-- Begin Stored rows --
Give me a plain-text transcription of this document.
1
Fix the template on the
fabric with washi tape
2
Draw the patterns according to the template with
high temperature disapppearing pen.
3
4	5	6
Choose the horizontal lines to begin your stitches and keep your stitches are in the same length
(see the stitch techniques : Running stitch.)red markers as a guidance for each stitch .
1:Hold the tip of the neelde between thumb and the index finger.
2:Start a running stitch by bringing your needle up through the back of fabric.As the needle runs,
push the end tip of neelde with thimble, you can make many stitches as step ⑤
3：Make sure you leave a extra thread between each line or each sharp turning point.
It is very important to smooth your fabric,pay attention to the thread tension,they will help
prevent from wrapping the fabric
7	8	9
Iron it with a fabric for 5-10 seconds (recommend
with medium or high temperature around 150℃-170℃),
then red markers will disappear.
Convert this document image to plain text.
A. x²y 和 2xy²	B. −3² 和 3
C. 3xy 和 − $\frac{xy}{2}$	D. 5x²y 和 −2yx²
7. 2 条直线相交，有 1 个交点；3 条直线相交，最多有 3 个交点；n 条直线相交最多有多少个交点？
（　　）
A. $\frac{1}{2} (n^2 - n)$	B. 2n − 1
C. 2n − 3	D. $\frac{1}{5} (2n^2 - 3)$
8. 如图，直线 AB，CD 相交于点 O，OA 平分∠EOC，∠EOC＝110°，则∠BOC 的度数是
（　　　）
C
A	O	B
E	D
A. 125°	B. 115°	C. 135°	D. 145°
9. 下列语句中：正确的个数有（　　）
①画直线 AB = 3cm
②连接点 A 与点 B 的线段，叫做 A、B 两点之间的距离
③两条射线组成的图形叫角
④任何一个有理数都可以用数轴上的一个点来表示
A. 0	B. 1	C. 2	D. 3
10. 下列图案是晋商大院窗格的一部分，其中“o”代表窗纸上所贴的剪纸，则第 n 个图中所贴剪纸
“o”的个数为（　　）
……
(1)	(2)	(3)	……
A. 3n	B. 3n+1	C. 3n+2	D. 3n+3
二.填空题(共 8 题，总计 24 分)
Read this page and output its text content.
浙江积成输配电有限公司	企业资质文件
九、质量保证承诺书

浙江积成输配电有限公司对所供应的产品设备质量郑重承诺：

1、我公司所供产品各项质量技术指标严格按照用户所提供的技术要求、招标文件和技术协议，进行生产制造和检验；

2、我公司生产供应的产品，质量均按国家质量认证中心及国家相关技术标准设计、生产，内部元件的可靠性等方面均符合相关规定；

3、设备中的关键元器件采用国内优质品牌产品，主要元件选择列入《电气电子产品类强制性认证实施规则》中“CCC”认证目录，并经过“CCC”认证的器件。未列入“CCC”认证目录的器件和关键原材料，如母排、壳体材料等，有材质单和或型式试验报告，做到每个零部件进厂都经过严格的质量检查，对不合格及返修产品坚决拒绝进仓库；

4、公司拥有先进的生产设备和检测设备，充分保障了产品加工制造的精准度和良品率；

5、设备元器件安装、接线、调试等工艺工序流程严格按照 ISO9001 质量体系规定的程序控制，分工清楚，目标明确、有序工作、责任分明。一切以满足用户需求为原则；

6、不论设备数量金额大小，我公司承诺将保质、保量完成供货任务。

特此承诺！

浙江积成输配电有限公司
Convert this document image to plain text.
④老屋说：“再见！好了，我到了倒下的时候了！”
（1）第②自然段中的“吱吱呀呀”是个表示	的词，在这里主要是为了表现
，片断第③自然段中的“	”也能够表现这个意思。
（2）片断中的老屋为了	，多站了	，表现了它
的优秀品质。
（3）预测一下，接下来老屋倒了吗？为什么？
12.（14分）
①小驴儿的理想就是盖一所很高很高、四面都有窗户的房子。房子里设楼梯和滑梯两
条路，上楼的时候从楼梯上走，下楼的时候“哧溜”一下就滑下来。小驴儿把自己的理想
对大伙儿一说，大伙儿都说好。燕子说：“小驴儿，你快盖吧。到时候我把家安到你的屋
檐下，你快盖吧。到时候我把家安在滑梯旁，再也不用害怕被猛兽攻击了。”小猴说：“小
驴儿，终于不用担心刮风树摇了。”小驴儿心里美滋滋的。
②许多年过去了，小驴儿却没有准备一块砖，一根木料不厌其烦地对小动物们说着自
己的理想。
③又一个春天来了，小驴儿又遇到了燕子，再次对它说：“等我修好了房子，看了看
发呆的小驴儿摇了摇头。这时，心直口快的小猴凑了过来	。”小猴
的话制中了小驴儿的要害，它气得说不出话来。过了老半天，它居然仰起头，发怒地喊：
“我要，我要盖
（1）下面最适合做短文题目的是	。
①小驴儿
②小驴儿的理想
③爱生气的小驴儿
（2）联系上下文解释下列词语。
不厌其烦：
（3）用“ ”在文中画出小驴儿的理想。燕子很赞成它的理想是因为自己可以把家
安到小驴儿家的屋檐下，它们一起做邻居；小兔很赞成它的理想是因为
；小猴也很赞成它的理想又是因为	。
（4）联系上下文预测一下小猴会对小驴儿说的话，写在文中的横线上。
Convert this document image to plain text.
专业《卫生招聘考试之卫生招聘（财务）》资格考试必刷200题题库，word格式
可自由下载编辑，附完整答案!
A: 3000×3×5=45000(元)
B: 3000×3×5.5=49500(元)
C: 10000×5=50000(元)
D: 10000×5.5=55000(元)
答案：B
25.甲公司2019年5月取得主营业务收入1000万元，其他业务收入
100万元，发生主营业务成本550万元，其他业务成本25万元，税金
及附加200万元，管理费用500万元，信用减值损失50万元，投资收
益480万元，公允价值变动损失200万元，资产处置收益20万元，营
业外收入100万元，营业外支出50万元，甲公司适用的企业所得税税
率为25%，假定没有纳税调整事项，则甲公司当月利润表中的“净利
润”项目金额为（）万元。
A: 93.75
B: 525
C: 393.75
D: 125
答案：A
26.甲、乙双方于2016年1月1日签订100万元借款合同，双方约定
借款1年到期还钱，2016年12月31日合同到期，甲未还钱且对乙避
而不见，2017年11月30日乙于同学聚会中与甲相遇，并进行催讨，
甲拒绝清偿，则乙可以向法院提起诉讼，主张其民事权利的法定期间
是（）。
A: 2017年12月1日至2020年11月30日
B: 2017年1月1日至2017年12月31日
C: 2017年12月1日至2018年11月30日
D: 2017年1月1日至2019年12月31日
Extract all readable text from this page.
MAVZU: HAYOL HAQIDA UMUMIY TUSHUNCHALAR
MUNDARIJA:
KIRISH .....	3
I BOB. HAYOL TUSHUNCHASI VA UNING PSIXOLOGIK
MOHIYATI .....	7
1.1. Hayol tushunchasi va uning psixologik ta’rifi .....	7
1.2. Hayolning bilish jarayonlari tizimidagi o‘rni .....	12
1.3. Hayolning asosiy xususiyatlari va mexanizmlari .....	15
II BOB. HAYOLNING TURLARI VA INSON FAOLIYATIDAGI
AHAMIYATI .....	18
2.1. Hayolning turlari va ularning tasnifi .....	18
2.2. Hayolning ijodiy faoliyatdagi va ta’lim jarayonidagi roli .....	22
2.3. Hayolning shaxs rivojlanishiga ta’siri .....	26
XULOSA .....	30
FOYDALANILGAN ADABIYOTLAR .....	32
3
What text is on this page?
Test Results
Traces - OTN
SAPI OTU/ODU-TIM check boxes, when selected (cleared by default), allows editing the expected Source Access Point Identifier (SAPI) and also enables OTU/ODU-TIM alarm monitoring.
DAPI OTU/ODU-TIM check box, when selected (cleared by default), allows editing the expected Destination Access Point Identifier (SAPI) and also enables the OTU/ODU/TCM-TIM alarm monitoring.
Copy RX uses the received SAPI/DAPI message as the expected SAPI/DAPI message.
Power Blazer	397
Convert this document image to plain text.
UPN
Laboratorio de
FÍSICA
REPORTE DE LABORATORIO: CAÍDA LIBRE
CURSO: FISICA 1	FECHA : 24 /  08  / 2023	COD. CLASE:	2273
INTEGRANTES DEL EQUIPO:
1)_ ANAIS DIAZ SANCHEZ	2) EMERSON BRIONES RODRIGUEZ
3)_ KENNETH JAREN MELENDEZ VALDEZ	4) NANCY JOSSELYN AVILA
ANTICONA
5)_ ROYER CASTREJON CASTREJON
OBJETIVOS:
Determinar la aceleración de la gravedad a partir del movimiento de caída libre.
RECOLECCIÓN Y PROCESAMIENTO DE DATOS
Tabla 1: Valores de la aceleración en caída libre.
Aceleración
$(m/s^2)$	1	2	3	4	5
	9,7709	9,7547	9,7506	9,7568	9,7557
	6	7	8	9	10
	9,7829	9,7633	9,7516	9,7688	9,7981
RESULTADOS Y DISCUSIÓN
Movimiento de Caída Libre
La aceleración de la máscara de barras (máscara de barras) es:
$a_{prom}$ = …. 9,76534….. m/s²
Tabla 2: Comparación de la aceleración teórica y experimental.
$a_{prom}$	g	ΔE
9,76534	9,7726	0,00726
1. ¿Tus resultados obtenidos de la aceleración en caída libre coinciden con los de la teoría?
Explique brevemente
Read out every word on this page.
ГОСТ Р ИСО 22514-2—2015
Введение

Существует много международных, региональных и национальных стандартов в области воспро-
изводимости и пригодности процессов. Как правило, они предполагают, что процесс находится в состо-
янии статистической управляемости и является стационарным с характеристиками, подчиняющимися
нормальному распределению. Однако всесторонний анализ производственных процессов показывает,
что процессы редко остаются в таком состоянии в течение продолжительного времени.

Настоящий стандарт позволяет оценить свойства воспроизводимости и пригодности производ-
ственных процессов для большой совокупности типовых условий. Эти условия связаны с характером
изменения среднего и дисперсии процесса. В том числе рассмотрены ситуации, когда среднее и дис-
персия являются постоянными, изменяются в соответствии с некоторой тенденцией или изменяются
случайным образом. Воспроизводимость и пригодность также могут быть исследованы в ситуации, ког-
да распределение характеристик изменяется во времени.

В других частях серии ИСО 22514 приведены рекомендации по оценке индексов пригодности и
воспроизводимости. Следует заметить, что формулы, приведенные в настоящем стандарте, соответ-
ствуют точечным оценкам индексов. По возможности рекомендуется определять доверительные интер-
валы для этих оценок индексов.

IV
-- End Stored rows --
Collect each line above holding the string "воспроизводимости".

[Response to this exercise]
Настоящий стандарт позволяет оценить свойства воспроизводимости и пригодности производ-
воспроизводимости. Следует заметить, что формулы, приведенные в настоящем стандарте, соответ-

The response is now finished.